> Material supplied:
•••

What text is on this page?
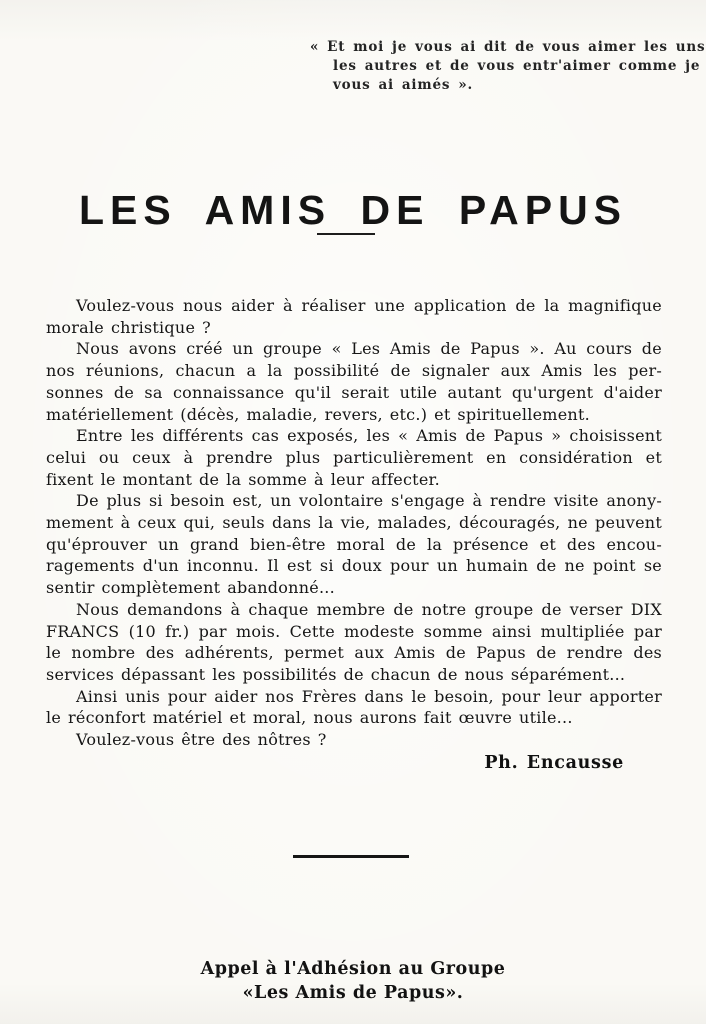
« Et moi je vous ai dit de vous aimer les uns
les autres et de vous entr'aimer comme je
vous ai aimés ».
LES AMIS DE PAPUS

Voulez-vous nous aider à réaliser une application de la magnifique
morale christique ?

Nous avons créé un groupe « Les Amis de Papus ». Au cours de
nos réunions, chacun a la possibilité de signaler aux Amis les per-
sonnes de sa connaissance qu'il serait utile autant qu'urgent d'aider
matériellement (décès, maladie, revers, etc.) et spirituellement.

Entre les différents cas exposés, les « Amis de Papus » choisissent
celui ou ceux à prendre plus particulièrement en considération et
fixent le montant de la somme à leur affecter.

De plus si besoin est, un volontaire s'engage à rendre visite anony-
mement à ceux qui, seuls dans la vie, malades, découragés, ne peuvent
qu'éprouver un grand bien-être moral de la présence et des encou-
ragements d'un inconnu. Il est si doux pour un humain de ne point se
sentir complètement abandonné...

Nous demandons à chaque membre de notre groupe de verser DIX
FRANCS (10 fr.) par mois. Cette modeste somme ainsi multipliée par
le nombre des adhérents, permet aux Amis de Papus de rendre des
services dépassant les possibilités de chacun de nous séparément...

Ainsi unis pour aider nos Frères dans le besoin, pour leur apporter
le réconfort matériel et moral, nous aurons fait œuvre utile...

Voulez-vous être des nôtres ?

Ph. Encausse
Appel à l'Adhésion au Groupe
«Les Amis de Papus».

•••

> Problem to solve:
Repeat the data exactly, without the pictures.

> Answer to the problem:
What text is on this page?
« Et moi je vous ai dit de vous aimer les uns
les autres et de vous entr'aimer comme je
vous ai aimés ».
LES AMIS DE PAPUS

Voulez-vous nous aider à réaliser une application de la magnifique
morale christique ?

Nous avons créé un groupe « Les Amis de Papus ». Au cours de
nos réunions, chacun a la possibilité de signaler aux Amis les per-
sonnes de sa connaissance qu'il serait utile autant qu'urgent d'aider
matériellement (décès, maladie, revers, etc.) et spirituellement.

Entre les différents cas exposés, les « Amis de Papus » choisissent
celui ou ceux à prendre plus particulièrement en considération et
fixent le montant de la somme à leur affecter.

De plus si besoin est, un volontaire s'engage à rendre visite anony-
mement à ceux qui, seuls dans la vie, malades, découragés, ne peuvent
qu'éprouver un grand bien-être moral de la présence et des encou-
ragements d'un inconnu. Il est si doux pour un humain de ne point se
sentir complètement abandonné...

Nous demandons à chaque membre de notre groupe de verser DIX
FRANCS (10 fr.) par mois. Cette modeste somme ainsi multipliée par
le nombre des adhérents, permet aux Amis de Papus de rendre des
services dépassant les possibilités de chacun de nous séparément...

Ainsi unis pour aider nos Frères dans le besoin, pour leur apporter
le réconfort matériel et moral, nous aurons fait œuvre utile...

Voulez-vous être des nôtres ?

Ph. Encausse
Appel à l'Adhésion au Groupe
«Les Amis de Papus».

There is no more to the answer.